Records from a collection

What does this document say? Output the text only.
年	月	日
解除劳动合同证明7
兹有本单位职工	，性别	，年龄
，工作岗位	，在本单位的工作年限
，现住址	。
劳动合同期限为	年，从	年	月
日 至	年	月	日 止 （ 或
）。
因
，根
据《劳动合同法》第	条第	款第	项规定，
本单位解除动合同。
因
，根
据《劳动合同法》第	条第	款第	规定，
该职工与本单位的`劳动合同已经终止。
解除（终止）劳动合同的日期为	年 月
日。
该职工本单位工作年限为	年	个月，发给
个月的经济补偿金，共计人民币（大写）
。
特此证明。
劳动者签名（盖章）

TASK:
Word for word, restate all of the data shown above.

RESPONSE TO THE EXERCISE:
What does this document say? Output the text only.
年	月	日
解除劳动合同证明7
兹有本单位职工	，性别	，年龄
，工作岗位	，在本单位的工作年限
，现住址	。
劳动合同期限为	年，从	年	月
日 至	年	月	日 止 （ 或
）。
因
，根
据《劳动合同法》第	条第	款第	项规定，
本单位解除动合同。
因
，根
据《劳动合同法》第	条第	款第	规定，
该职工与本单位的`劳动合同已经终止。
解除（终止）劳动合同的日期为	年 月
日。
该职工本单位工作年限为	年	个月，发给
个月的经济补偿金，共计人民币（大写）
。
特此证明。
劳动者签名（盖章）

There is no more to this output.